== MATERIAL
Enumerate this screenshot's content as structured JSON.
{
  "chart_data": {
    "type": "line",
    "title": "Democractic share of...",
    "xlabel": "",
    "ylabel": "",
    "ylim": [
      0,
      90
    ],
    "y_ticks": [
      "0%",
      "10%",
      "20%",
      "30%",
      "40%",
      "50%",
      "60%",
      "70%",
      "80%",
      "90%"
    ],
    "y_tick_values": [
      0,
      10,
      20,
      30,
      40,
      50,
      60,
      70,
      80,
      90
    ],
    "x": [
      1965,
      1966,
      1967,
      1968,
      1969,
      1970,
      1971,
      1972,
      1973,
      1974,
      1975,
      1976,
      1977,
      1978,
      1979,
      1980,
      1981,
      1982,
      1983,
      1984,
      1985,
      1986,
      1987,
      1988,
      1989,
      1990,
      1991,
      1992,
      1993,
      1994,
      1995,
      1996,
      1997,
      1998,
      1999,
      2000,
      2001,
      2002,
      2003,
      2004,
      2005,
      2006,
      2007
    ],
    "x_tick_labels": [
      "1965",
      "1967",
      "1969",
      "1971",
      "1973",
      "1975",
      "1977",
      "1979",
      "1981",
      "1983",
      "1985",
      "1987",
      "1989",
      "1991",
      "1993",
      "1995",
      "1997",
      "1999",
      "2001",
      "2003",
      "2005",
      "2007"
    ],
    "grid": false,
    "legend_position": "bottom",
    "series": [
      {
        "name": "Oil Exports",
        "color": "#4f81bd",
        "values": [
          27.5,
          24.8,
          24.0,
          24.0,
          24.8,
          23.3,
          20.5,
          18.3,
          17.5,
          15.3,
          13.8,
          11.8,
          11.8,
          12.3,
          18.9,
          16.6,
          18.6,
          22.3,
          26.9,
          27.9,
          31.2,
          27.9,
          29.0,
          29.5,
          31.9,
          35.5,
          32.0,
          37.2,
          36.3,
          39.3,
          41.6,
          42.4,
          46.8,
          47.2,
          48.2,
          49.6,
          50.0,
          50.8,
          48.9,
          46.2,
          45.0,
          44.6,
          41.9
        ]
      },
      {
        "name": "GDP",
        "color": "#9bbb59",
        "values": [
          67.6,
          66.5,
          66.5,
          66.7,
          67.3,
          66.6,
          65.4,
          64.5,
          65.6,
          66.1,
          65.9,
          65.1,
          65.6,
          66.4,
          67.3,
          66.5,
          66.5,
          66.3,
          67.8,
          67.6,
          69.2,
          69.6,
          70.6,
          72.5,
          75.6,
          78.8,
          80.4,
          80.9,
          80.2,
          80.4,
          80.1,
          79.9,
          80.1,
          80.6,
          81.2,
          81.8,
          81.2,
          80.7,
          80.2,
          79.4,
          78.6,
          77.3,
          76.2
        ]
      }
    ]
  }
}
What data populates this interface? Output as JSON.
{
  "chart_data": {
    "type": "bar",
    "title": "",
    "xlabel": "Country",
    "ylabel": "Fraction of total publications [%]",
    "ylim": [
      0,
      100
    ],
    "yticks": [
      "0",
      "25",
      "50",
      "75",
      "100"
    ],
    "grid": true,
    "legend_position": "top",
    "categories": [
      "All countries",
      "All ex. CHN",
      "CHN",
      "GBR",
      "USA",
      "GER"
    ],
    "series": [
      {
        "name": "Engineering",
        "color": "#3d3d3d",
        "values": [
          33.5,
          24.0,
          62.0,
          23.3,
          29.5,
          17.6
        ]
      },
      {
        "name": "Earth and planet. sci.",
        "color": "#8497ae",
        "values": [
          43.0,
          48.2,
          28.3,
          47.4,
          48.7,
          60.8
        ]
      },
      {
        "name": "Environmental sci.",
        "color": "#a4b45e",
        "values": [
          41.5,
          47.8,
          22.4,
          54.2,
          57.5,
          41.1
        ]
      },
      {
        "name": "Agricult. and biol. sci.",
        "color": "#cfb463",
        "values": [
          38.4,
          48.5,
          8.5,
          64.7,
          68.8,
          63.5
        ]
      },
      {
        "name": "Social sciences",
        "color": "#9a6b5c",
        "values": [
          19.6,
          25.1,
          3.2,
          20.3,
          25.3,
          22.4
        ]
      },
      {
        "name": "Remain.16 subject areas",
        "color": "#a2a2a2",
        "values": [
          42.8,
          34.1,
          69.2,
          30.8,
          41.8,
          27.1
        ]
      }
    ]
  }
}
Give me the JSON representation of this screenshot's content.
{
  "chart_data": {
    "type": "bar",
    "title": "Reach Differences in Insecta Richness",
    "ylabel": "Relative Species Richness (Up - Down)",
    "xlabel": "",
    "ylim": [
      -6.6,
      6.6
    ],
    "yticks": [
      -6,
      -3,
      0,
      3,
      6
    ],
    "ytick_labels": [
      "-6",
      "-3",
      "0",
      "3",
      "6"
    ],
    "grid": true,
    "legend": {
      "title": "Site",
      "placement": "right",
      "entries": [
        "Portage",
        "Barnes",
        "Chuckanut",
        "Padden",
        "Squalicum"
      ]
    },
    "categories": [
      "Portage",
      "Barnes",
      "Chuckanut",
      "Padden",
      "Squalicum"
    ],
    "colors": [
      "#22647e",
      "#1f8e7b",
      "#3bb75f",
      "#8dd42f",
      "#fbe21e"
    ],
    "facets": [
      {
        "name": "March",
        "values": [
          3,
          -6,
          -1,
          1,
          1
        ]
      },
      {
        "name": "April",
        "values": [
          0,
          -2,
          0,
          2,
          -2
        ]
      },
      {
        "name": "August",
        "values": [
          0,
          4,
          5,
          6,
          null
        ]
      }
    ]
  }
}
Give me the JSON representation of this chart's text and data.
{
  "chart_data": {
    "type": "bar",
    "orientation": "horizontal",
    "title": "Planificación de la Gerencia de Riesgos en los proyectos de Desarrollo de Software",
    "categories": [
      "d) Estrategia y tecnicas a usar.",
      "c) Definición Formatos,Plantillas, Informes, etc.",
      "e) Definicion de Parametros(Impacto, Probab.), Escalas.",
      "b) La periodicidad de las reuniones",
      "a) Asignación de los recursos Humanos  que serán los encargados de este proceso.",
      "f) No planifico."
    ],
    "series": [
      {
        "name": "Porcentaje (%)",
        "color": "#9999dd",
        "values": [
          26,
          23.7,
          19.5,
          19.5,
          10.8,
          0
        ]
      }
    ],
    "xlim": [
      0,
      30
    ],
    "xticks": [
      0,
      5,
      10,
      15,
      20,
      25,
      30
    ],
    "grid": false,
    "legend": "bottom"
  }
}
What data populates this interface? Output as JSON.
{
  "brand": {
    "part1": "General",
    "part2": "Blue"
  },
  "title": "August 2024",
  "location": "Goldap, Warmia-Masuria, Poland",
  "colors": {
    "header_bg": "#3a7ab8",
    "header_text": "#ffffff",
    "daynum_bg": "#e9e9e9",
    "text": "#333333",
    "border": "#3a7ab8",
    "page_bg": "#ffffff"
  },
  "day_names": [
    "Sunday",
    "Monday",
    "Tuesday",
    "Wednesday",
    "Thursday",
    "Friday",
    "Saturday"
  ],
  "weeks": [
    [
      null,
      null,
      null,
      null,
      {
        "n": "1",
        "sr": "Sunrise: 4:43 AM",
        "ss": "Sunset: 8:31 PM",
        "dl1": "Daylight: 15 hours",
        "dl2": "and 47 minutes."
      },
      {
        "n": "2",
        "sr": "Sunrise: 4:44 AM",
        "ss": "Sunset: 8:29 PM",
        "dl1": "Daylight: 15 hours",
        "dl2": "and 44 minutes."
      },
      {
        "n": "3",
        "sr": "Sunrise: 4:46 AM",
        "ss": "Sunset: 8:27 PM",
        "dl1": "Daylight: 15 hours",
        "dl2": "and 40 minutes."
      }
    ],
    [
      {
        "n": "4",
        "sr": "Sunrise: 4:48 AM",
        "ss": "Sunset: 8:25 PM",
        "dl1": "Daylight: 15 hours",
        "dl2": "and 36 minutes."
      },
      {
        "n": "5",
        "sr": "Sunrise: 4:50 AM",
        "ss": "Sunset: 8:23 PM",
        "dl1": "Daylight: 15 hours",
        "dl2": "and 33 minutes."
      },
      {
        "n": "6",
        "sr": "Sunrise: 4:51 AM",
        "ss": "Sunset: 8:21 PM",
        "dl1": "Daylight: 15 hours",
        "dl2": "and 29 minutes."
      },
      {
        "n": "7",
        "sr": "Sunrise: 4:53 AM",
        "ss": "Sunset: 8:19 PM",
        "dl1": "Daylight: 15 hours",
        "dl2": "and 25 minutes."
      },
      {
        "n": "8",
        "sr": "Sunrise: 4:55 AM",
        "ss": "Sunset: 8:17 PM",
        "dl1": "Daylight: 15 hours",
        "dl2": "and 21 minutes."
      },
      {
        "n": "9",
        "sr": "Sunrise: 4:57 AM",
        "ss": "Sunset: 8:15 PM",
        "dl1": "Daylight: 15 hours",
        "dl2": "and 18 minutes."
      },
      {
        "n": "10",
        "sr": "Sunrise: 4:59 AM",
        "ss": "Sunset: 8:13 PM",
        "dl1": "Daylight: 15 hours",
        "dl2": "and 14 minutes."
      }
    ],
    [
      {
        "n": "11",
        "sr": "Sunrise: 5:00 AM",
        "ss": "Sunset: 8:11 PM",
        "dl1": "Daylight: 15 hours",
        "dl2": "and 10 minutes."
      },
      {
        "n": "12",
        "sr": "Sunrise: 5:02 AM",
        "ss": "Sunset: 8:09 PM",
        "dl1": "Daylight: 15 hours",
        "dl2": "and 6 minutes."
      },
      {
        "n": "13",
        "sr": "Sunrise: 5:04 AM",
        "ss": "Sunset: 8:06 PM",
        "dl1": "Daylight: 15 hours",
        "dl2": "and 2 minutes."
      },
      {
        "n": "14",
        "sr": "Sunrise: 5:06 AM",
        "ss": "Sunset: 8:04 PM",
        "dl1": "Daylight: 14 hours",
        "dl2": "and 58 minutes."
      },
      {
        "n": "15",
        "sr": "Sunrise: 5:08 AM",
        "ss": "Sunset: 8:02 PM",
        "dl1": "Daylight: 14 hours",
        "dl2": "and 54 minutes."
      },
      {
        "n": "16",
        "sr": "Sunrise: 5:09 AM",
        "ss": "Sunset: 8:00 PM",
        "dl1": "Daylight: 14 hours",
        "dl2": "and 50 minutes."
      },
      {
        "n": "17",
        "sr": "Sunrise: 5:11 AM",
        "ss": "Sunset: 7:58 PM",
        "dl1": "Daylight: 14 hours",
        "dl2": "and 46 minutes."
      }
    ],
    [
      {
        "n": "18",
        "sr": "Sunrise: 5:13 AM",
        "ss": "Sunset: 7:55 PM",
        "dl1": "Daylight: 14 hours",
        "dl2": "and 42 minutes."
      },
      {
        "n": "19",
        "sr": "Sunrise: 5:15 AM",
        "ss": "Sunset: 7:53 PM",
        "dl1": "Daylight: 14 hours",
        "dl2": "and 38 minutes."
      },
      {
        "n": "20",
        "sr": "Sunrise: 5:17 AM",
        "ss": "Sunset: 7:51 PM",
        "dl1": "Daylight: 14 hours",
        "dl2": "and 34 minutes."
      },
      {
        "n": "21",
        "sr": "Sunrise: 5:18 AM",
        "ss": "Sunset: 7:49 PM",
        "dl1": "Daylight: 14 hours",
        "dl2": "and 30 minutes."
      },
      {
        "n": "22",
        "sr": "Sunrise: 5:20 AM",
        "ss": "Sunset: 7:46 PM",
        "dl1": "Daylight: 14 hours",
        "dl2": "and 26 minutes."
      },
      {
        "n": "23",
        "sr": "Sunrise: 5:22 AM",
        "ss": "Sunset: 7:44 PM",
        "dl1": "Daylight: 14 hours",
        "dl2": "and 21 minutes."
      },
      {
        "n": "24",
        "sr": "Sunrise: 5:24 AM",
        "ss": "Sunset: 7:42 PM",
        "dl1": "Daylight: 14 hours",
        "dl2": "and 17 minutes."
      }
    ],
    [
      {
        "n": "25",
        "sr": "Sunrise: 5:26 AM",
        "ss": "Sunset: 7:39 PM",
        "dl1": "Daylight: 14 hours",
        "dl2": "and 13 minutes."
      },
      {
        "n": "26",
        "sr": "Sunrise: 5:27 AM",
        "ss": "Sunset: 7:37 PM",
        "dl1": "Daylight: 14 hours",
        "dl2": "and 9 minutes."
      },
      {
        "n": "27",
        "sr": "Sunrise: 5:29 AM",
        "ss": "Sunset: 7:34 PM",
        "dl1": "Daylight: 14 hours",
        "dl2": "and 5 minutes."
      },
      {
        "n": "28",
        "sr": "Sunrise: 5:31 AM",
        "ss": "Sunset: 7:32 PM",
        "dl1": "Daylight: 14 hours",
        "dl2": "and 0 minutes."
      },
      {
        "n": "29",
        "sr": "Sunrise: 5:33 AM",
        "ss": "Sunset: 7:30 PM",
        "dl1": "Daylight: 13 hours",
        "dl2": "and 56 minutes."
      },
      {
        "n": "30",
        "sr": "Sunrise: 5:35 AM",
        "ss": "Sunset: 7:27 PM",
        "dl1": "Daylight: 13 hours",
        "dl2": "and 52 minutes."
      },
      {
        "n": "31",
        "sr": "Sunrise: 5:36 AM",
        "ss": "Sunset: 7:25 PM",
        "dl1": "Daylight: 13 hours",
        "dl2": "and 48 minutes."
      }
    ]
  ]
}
====
Where a line of the entries contains the word "this", copy that line.

* THE ANSWER *
Enumerate this screenshot's content as structured JSON.
What data populates this interface? Output as JSON.
Give me the JSON representation of this screenshot's content.
Give me the JSON representation of this chart's text and data.
What data populates this interface? Output as JSON.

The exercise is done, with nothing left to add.